* _Texte source_:
━━━━━━

Posté le 13.07.2017 à 11H
S'il est moins connu du grand public que ses confrères Charlie Chaplin et Buster Keaton, Harold Lloyd n'en a pas moins durablement marqué l'esprit de générations d'artistes. Films de mafia, bandes dessinées super-héroïques ou séries d'animation, on trouve trace de ses péripéties élastiques et de son air lunaire dans nombre d'œuvres pop. Voici dix hommages ou emprunts dont vous n'aviez sans doute pas conscience.
1. Retour vers le futur
S'il fallait réduire Harold Lloyd a un objet emblématique, ce ne serait ni son chapeau de canotier, ni ses lunettes, mais une horloge. Celle qu'il escalade dans Monte là dessus ! (Safety Last, 1929), au sommet du 12-story Bolton Building de Los Angeles, dans ce qui constitue sa cascade la plus célèbre. Robert Zemeckis, qui s'y connait en burlesque (voir Qui veut la peau de Roger Rabbit ?), la cite à deux reprises dans le premier volet de sa fameuse trilogie à paradoxes. D'abord, dès le début du film, lorsque l'on découvre le laboratoire de Doc, où figure un réveil reconstituant la séquence. Ensuite lorsque l'anecdote devient prédiction et qu'Emmett Brown (interprété par Christopher Lloyd, aucun lien de parenté) rejoue lui-même la scène, suspendu à l'horloge de Hill Valley.
2. Hugo Cabret
Dans son hommage aux pionniers du Septième art, le cinéphile Martin Scorsese sera encore plus explicite que Zemeckis. Lorsque le jeune Hugo rencontre sa camarade Isabelle, qui n'a jamais vu un film de sa vie, il l'emmène en douce voir... Monte là dessus !. Là aussi, le héros finira suspendu à un cadran géant, les pieds ballants au-dessus d'un Paris qui ne semble avoir jamais passé l'âge de la vapeur.
3. Au service secret de sa majesté
Troisième relecture explicite de la séquence de l'horloge : le générique du sixième volet des aventures de James Bond, interprété ici par Georges Lazenby. La série se caractérise notamment par le soin apporté à ses génériques. Et c'est justement au début de celui-ci, composé à partir de silhouettes noires évoluant sur des fonds bleutés un rien psychédéliques, qu'apparaît l'espion, suspendu à une aiguille géante.
4. I-Robot (et Blade Runner)
Dans le film d'Alex Proyas, librement adapté des écrits du père de la robotique Isaac Asimov, une scène voit Will Smith raconter la perte de son bras gauche : lors d'un accident de la circulation provoqué par un camion conduit par un dénommé Harold Lloyd – comme la star, mais sans aucun rapport, précise-t-il pour appuyer l'effet. Coïncidence (hum hum), Harold Lloyd souffrit lui aussi d'une amputation : le pouce et l'index de sa main droite, à cause d'une bombe factice. Plus tard dans le film, le personnage de Will Smith avouera en outre ne pas être à l'aise avec la hauteur... et finira évidemment suspendu au-dessus du vide.

━━━━━━

* _Données de travail_:
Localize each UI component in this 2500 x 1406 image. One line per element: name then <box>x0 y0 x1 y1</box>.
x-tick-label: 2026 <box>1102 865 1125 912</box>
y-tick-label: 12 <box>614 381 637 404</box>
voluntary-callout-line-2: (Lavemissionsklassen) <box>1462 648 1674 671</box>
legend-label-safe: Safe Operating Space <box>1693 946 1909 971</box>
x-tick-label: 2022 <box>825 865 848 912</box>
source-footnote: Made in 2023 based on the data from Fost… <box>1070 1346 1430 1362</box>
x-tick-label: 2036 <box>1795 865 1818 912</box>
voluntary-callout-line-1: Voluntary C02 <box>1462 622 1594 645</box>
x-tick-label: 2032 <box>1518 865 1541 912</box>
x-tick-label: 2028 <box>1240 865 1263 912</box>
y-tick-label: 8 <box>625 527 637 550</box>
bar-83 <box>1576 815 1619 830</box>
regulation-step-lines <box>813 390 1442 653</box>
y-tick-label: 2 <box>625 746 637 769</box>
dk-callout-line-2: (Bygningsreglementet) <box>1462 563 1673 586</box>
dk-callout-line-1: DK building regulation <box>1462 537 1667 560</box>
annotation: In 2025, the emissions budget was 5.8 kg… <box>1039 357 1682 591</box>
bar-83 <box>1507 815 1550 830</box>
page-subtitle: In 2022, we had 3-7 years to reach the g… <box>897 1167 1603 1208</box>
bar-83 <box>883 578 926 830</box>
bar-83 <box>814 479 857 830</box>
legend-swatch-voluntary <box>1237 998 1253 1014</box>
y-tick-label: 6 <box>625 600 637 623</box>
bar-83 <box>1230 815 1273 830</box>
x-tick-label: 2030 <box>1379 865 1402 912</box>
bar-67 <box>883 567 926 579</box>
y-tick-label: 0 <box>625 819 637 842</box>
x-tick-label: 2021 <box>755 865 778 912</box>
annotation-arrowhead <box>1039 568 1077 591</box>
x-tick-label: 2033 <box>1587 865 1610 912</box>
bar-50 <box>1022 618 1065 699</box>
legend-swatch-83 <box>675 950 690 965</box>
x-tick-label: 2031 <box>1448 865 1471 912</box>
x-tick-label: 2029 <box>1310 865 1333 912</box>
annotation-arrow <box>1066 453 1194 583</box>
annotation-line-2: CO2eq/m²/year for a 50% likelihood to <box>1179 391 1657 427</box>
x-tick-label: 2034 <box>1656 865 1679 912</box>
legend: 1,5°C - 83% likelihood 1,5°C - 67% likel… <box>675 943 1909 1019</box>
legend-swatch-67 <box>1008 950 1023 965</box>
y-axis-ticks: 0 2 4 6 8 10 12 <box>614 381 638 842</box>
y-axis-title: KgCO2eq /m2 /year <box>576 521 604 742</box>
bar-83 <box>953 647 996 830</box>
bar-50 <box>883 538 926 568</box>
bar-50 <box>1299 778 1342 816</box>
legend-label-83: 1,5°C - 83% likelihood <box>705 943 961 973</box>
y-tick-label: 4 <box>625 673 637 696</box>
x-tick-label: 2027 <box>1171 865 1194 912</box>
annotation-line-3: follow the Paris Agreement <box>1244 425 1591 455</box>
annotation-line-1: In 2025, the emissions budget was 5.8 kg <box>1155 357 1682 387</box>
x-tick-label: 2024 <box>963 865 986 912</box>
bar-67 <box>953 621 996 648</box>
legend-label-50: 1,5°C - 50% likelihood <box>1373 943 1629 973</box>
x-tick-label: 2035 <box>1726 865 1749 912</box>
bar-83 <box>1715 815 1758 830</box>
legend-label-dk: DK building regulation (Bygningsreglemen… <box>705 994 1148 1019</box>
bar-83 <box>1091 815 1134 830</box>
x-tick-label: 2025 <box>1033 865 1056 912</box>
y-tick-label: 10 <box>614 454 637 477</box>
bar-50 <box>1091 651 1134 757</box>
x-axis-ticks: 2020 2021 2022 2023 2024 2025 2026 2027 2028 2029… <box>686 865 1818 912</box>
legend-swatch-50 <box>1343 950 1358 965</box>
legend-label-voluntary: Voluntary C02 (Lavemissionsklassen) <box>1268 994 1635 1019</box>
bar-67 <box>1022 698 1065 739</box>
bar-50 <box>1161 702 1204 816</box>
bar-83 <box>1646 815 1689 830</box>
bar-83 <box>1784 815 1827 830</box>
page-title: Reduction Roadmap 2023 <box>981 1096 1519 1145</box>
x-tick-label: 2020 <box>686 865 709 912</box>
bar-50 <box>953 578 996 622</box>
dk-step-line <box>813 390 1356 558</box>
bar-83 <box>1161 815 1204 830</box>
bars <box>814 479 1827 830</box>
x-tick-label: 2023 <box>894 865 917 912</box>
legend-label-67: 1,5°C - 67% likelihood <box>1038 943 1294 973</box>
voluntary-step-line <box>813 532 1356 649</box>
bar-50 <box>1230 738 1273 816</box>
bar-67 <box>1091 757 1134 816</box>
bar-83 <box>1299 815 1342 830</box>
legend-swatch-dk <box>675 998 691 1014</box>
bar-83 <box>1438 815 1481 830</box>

━━━━━━

* _Consignes_:
**a)** D'après le texte sur Harold Lloyd, quels doigts l'acteur a-t-il perdus et à cause de quoi ?
**b)** Recopiez à l'identique les lignes, et non le texte sur Harold Lloyd, de la toute première jusqu'à celle qui contient « regulation-step-lines <box>813 390 », celle-ci comprise.
Le texte sur Harold Lloyd et les lignes n'ont aucun lien entre eux.

* _Corrigés_:
**a)** Harold Lloyd a perdu le pouce et l'index de sa main droite à cause d'une bombe factice.

**b)**
Localize each UI component in this 2500 x 1406 image. One line per element: name then <box>x0 y0 x1 y1</box>.
x-tick-label: 2026 <box>1102 865 1125 912</box>
y-tick-label: 12 <box>614 381 637 404</box>
voluntary-callout-line-2: (Lavemissionsklassen) <box>1462 648 1674 671</box>
legend-label-safe: Safe Operating Space <box>1693 946 1909 971</box>
x-tick-label: 2022 <box>825 865 848 912</box>
source-footnote: Made in 2023 based on the data from Fost… <box>1070 1346 1430 1362</box>
x-tick-label: 2036 <box>1795 865 1818 912</box>
voluntary-callout-line-1: Voluntary C02 <box>1462 622 1594 645</box>
x-tick-label: 2032 <box>1518 865 1541 912</box>
x-tick-label: 2028 <box>1240 865 1263 912</box>
y-tick-label: 8 <box>625 527 637 550</box>
bar-83 <box>1576 815 1619 830</box>
regulation-step-lines <box>813 390 1442 653</box>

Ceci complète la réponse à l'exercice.